Copy every line from the records below that holds the word "country".

[Records about charts and figures]
+++

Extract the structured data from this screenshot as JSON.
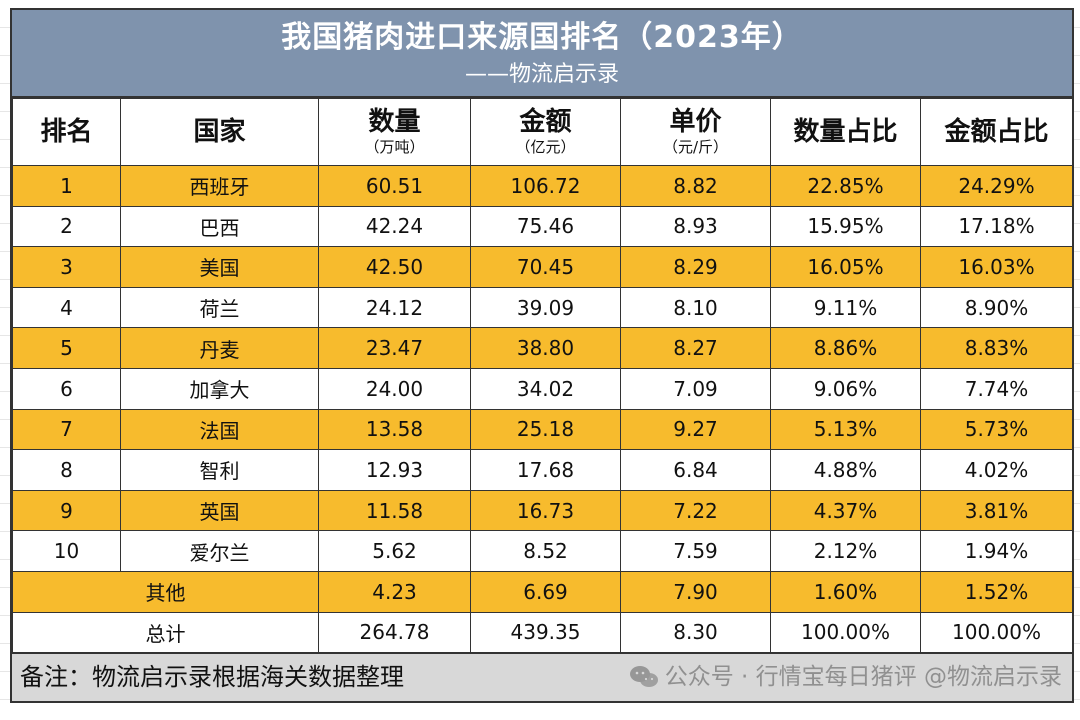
{
  "title": "我国猪肉进口来源国排名（2023年）",
  "subtitle": "——物流启示录",
  "columns": [
    {
      "label": "排名",
      "unit": ""
    },
    {
      "label": "国家",
      "unit": ""
    },
    {
      "label": "数量",
      "unit": "（万吨）"
    },
    {
      "label": "金额",
      "unit": "（亿元）"
    },
    {
      "label": "单价",
      "unit": "（元/斤）"
    },
    {
      "label": "数量占比",
      "unit": ""
    },
    {
      "label": "金额占比",
      "unit": ""
    }
  ],
  "rows": [
    {
      "rank": "1",
      "country": "西班牙",
      "qty": "60.51",
      "amount": "106.72",
      "price": "8.82",
      "qty_share": "22.85%",
      "amt_share": "24.29%",
      "highlight": true
    },
    {
      "rank": "2",
      "country": "巴西",
      "qty": "42.24",
      "amount": "75.46",
      "price": "8.93",
      "qty_share": "15.95%",
      "amt_share": "17.18%",
      "highlight": false
    },
    {
      "rank": "3",
      "country": "美国",
      "qty": "42.50",
      "amount": "70.45",
      "price": "8.29",
      "qty_share": "16.05%",
      "amt_share": "16.03%",
      "highlight": true
    },
    {
      "rank": "4",
      "country": "荷兰",
      "qty": "24.12",
      "amount": "39.09",
      "price": "8.10",
      "qty_share": "9.11%",
      "amt_share": "8.90%",
      "highlight": false
    },
    {
      "rank": "5",
      "country": "丹麦",
      "qty": "23.47",
      "amount": "38.80",
      "price": "8.27",
      "qty_share": "8.86%",
      "amt_share": "8.83%",
      "highlight": true
    },
    {
      "rank": "6",
      "country": "加拿大",
      "qty": "24.00",
      "amount": "34.02",
      "price": "7.09",
      "qty_share": "9.06%",
      "amt_share": "7.74%",
      "highlight": false
    },
    {
      "rank": "7",
      "country": "法国",
      "qty": "13.58",
      "amount": "25.18",
      "price": "9.27",
      "qty_share": "5.13%",
      "amt_share": "5.73%",
      "highlight": true
    },
    {
      "rank": "8",
      "country": "智利",
      "qty": "12.93",
      "amount": "17.68",
      "price": "6.84",
      "qty_share": "4.88%",
      "amt_share": "4.02%",
      "highlight": false
    },
    {
      "rank": "9",
      "country": "英国",
      "qty": "11.58",
      "amount": "16.73",
      "price": "7.22",
      "qty_share": "4.37%",
      "amt_share": "3.81%",
      "highlight": true
    },
    {
      "rank": "10",
      "country": "爱尔兰",
      "qty": "5.62",
      "amount": "8.52",
      "price": "7.59",
      "qty_share": "2.12%",
      "amt_share": "1.94%",
      "highlight": false
    }
  ],
  "other_row": {
    "label": "其他",
    "qty": "4.23",
    "amount": "6.69",
    "price": "7.90",
    "qty_share": "1.60%",
    "amt_share": "1.52%"
  },
  "total_row": {
    "label": "总计",
    "qty": "264.78",
    "amount": "439.35",
    "price": "8.30",
    "qty_share": "100.00%",
    "amt_share": "100.00%"
  },
  "note": "备注：物流启示录根据海关数据整理",
  "watermark": "公众号 · 行情宝每日猪评 @物流启示录",
  "colors": {
    "header_bar": "#7f93ad",
    "highlight": "#f7bb2d",
    "footer": "#d8d8d8"
  },
  "chart_data": {
    "type": "table",
    "title": "我国猪肉进口来源国排名（2023年）",
    "columns": [
      "排名",
      "国家",
      "数量（万吨）",
      "金额（亿元）",
      "单价（元/斤）",
      "数量占比",
      "金额占比"
    ],
    "categories": [
      "西班牙",
      "巴西",
      "美国",
      "荷兰",
      "丹麦",
      "加拿大",
      "法国",
      "智利",
      "英国",
      "爱尔兰",
      "其他",
      "总计"
    ],
    "series": [
      {
        "name": "数量",
        "values": [
          60.51,
          42.24,
          42.5,
          24.12,
          23.47,
          24.0,
          13.58,
          12.93,
          11.58,
          5.62,
          4.23,
          264.78
        ]
      },
      {
        "name": "金额",
        "values": [
          106.72,
          75.46,
          70.45,
          39.09,
          38.8,
          34.02,
          25.18,
          17.68,
          16.73,
          8.52,
          6.69,
          439.35
        ]
      },
      {
        "name": "单价",
        "values": [
          8.82,
          8.93,
          8.29,
          8.1,
          8.27,
          7.09,
          9.27,
          6.84,
          7.22,
          7.59,
          7.9,
          8.3
        ]
      },
      {
        "name": "数量占比",
        "values": [
          22.85,
          15.95,
          16.05,
          9.11,
          8.86,
          9.06,
          5.13,
          4.88,
          4.37,
          2.12,
          1.6,
          100.0
        ]
      },
      {
        "name": "金额占比",
        "values": [
          24.29,
          17.18,
          16.03,
          8.9,
          8.83,
          7.74,
          5.73,
          4.02,
          3.81,
          1.94,
          1.52,
          100.0
        ]
      }
    ]
  }
}
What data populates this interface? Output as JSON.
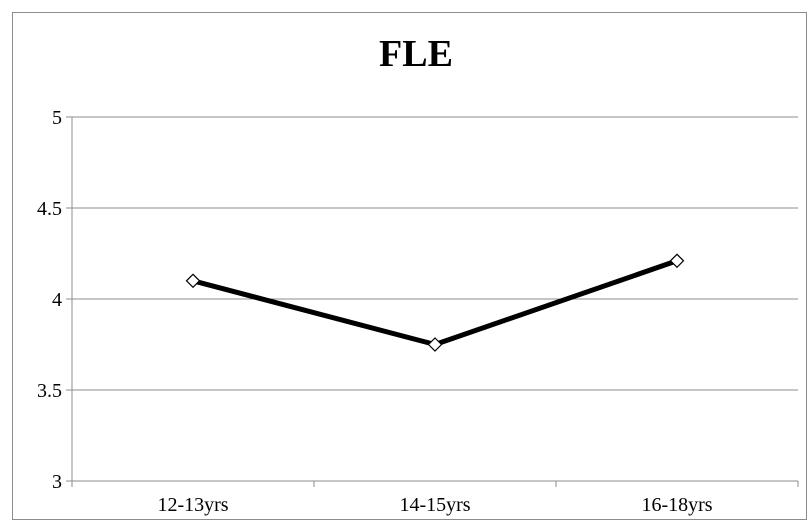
{
  "chart_data": {
    "type": "line",
    "title": "FLE",
    "xlabel": "",
    "ylabel": "",
    "categories": [
      "12-13yrs",
      "14-15yrs",
      "16-18yrs"
    ],
    "series": [
      {
        "values": [
          4.1,
          3.75,
          4.21
        ]
      }
    ],
    "ylim": [
      3,
      5
    ],
    "yticks": [
      3,
      3.5,
      4,
      4.5,
      5
    ],
    "ytick_labels": [
      "3",
      "3.5",
      "4",
      "4.5",
      "5"
    ],
    "grid": true,
    "legend": "none",
    "line_color": "#000000",
    "grid_color": "#8c8c8c",
    "marker": "diamond"
  }
}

+++

### Written response
      "country": "西班牙",
      "country": "巴西",
      "country": "美国",
      "country": "荷兰",
      "country": "丹麦",
      "country": "加拿大",
      "country": "法国",
      "country": "智利",
      "country": "英国",
      "country": "爱尔兰",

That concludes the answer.